Task instructions - Word for word, give the material below again, minus any images.

** start of Material supplied **

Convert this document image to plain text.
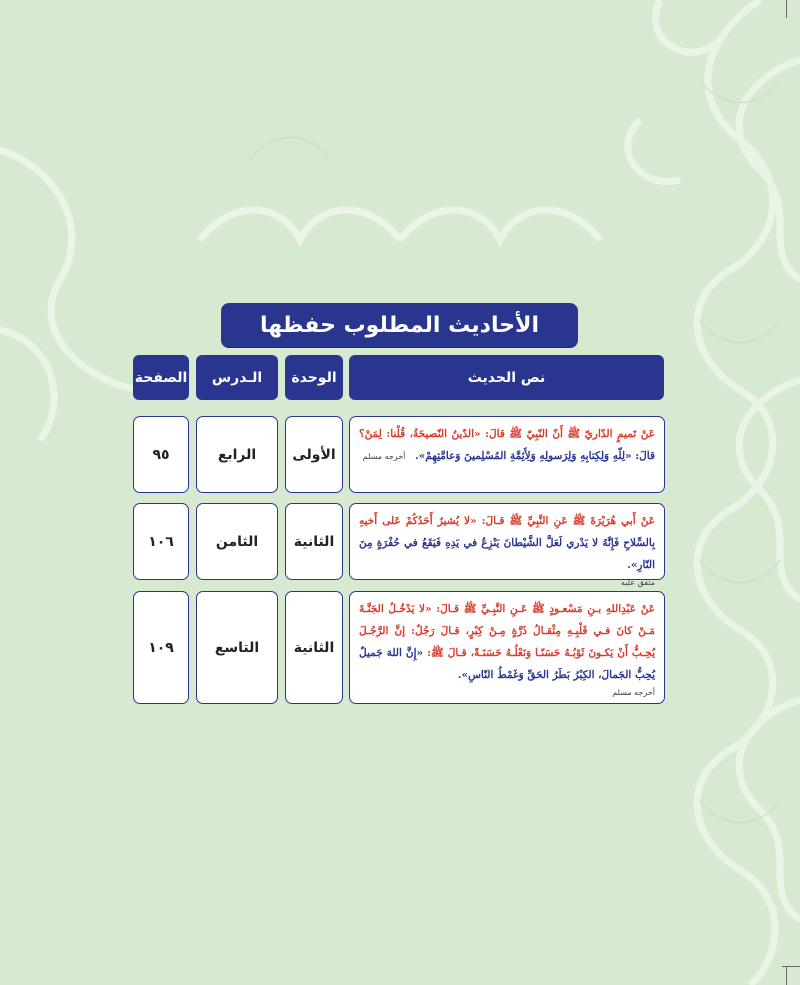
الأحاديث المطلوب حفظها
نص الحديث
الوحدة
الـدرس
الصفحة
عَنْ تَميمٍ الدّاريّ ﷺ أَنّ النّبِيّ ﷺ قالَ: «الدّينُ النّصيحَةُ، قُلْنا: لِمَنْ؟ قالَ: «لِلّهِ وَلِكِتابِهِ وَلِرَسولِهِ وَلِأَئِمَّةِ المُسْلِمينَ وَعامَّتِهِمْ». أخرجه مسلم
الأولى
الرابع
٩٥
عَنْ أَبي هُرَيْرَةَ ﷺ عَنِ النَّبِيِّ ﷺ قـالَ: «لا يُشيرُ أَحَدُكُمْ عَلى أَخيهِ بِالسِّلاحِ فَإِنَّهُ لا يَدْري لَعَلَّ الشَّيْطانَ يَنْزِعُ في يَدِهِ فَيَقَعُ في حُفْرَةٍ مِنَ النّارِ».
متفق عليه
الثانية
الثامن
١٠٦
عَنْ عَبْدِاللهِ بـنِ مَسْعـودٍ ﷺ عَـنِ النَّبِـيِّ ﷺ قـالَ: «لا يَدْخُـلُ الجَنَّـةَ مَـنْ كانَ فـي قَلْبِـهِ مِثْقـالُ ذَرَّةٍ مِـنْ كِبْرٍ، قـالَ رَجُلٌ: إنَّ الرَّجُـلَ يُحِـبُّ أَنْ يَكـونَ ثَوْبُـهُ حَسَنًـا وَنَعْلُـهُ حَسَنَـةً، قـالَ ﷺ: «إِنَّ اللهَ جَميلٌ يُحِبُّ الجَمالَ، الكِبْرُ بَطَرُ الحَقِّ وَغَمْطُ النّاسِ».
أخرجه مسلم
الثانية
التاسع
١٠٩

** end of Material supplied **

Answer to the exercise -
Convert this document image to plain text.
الأحاديث المطلوب حفظها
نص الحديث
الوحدة
الـدرس
الصفحة
عَنْ تَميمٍ الدّاريّ ﷺ أَنّ النّبِيّ ﷺ قالَ: «الدّينُ النّصيحَةُ، قُلْنا: لِمَنْ؟ قالَ: «لِلّهِ وَلِكِتابِهِ وَلِرَسولِهِ وَلِأَئِمَّةِ المُسْلِمينَ وَعامَّتِهِمْ». أخرجه مسلم
الأولى
الرابع
٩٥
عَنْ أَبي هُرَيْرَةَ ﷺ عَنِ النَّبِيِّ ﷺ قـالَ: «لا يُشيرُ أَحَدُكُمْ عَلى أَخيهِ بِالسِّلاحِ فَإِنَّهُ لا يَدْري لَعَلَّ الشَّيْطانَ يَنْزِعُ في يَدِهِ فَيَقَعُ في حُفْرَةٍ مِنَ النّارِ».
متفق عليه
الثانية
الثامن
١٠٦
عَنْ عَبْدِاللهِ بـنِ مَسْعـودٍ ﷺ عَـنِ النَّبِـيِّ ﷺ قـالَ: «لا يَدْخُـلُ الجَنَّـةَ مَـنْ كانَ فـي قَلْبِـهِ مِثْقـالُ ذَرَّةٍ مِـنْ كِبْرٍ، قـالَ رَجُلٌ: إنَّ الرَّجُـلَ يُحِـبُّ أَنْ يَكـونَ ثَوْبُـهُ حَسَنًـا وَنَعْلُـهُ حَسَنَـةً، قـالَ ﷺ: «إِنَّ اللهَ جَميلٌ يُحِبُّ الجَمالَ، الكِبْرُ بَطَرُ الحَقِّ وَغَمْطُ النّاسِ».
أخرجه مسلم
الثانية
التاسع
١٠٩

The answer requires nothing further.